> **Problem statement**: Work through the following lines and count those that hold the word "then". Reply with that number only.

> **Dataset records**:
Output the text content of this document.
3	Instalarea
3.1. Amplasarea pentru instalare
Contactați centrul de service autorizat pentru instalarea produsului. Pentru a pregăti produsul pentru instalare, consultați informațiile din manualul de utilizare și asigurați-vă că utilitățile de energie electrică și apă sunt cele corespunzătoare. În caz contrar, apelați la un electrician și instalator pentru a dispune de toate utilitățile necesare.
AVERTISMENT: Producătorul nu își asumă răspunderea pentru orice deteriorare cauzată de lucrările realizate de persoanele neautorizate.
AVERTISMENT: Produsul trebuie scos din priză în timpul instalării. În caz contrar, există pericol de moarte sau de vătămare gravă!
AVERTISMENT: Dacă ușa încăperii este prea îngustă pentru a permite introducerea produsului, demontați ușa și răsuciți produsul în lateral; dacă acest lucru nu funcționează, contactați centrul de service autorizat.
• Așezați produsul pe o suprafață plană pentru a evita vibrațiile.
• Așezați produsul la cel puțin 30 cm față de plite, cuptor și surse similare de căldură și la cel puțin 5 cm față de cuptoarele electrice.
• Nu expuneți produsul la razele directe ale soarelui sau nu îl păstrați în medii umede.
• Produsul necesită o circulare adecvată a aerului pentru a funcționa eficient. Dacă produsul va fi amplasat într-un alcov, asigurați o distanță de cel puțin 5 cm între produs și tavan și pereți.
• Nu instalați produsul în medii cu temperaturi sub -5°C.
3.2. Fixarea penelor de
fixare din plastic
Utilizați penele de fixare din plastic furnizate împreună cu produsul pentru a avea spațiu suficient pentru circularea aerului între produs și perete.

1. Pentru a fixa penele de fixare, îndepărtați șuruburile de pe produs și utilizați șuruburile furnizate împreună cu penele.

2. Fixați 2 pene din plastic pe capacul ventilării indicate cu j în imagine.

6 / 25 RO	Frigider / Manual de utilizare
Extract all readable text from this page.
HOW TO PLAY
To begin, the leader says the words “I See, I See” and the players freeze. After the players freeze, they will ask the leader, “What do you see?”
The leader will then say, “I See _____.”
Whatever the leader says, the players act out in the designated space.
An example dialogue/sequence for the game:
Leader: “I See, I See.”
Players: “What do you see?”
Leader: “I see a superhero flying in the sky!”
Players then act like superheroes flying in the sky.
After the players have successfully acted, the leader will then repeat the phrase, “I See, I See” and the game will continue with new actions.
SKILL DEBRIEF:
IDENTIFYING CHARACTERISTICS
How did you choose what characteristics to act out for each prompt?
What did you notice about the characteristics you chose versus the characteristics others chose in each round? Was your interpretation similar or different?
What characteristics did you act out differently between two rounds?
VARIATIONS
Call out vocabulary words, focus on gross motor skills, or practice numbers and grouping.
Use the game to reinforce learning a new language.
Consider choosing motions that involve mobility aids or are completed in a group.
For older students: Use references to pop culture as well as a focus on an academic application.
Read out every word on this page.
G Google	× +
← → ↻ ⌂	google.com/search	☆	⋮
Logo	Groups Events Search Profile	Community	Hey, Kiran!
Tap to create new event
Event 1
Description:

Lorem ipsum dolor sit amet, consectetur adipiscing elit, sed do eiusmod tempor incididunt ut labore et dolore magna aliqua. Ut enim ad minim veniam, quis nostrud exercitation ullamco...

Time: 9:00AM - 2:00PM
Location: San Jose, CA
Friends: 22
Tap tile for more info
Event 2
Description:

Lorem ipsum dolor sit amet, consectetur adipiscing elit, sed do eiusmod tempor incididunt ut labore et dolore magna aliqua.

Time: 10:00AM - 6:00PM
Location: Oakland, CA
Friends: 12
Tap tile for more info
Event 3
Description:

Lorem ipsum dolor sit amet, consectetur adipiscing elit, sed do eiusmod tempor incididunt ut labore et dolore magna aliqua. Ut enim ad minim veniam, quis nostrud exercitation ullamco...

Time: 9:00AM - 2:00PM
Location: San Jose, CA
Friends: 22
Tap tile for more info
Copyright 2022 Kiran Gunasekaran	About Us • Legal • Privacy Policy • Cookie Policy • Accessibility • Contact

> **Written answer**: 3